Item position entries
· · · · · · ·

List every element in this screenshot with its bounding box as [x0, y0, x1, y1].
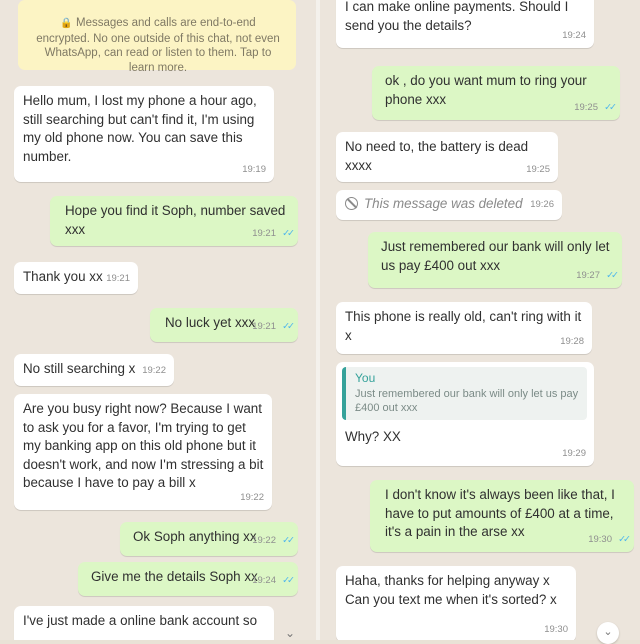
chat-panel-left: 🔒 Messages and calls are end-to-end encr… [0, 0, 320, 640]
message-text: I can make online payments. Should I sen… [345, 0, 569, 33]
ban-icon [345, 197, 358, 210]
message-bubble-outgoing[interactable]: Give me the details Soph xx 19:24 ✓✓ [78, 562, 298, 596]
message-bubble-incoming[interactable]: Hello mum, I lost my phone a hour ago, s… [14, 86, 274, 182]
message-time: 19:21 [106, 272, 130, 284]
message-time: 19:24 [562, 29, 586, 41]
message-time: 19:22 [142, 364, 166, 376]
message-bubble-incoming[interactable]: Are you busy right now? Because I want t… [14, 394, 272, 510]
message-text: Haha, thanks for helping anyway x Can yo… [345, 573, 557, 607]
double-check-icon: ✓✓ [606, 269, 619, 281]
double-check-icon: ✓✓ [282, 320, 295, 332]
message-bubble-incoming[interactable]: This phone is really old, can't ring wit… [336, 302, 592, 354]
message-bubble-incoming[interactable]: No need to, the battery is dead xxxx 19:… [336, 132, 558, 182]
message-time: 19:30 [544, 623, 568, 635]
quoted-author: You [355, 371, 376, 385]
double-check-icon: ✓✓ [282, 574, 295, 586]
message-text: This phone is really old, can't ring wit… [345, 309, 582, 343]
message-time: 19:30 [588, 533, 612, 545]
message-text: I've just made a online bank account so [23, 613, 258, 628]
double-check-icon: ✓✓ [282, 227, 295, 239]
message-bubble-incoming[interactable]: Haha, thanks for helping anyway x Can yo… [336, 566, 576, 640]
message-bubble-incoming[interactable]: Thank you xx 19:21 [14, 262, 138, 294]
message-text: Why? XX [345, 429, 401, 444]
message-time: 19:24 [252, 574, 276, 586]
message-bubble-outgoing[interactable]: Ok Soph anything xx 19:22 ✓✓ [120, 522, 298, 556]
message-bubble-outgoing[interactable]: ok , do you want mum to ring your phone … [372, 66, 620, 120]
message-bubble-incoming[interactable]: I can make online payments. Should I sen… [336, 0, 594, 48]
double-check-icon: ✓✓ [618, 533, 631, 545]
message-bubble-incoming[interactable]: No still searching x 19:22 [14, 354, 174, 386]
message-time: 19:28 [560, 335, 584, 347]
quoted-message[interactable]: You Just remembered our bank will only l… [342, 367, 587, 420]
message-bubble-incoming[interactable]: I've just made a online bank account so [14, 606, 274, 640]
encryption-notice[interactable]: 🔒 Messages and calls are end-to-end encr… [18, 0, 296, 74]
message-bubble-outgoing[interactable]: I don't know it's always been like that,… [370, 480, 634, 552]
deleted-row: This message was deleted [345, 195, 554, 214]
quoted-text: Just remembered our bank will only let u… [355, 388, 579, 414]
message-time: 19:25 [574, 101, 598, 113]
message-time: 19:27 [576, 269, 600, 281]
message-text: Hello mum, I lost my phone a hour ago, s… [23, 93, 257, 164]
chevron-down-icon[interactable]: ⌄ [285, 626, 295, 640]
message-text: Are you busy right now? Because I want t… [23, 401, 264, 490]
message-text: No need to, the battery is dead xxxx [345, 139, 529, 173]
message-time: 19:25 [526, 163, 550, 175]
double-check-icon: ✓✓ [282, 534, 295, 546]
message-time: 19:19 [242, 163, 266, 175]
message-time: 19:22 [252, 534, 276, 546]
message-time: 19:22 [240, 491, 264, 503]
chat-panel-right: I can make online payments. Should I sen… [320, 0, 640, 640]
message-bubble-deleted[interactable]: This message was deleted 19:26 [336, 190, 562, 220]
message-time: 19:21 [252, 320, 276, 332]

· · · · · · ·

→ **What is expected**:
Copy the lines above verbatim, beginning at the line containing "chat-panel-left: 🔒 Messages" and ending after the line containing "message-bubble-outgoing[interactable]: Give me".

→ **Result of this task**:
chat-panel-left: 🔒 Messages and calls are end-to-end encr… [0, 0, 320, 640]
message-text: I can make online payments. Should I sen… [345, 0, 569, 33]
ban-icon [345, 197, 358, 210]
message-bubble-outgoing[interactable]: Give me the details Soph xx 19:24 ✓✓ [78, 562, 298, 596]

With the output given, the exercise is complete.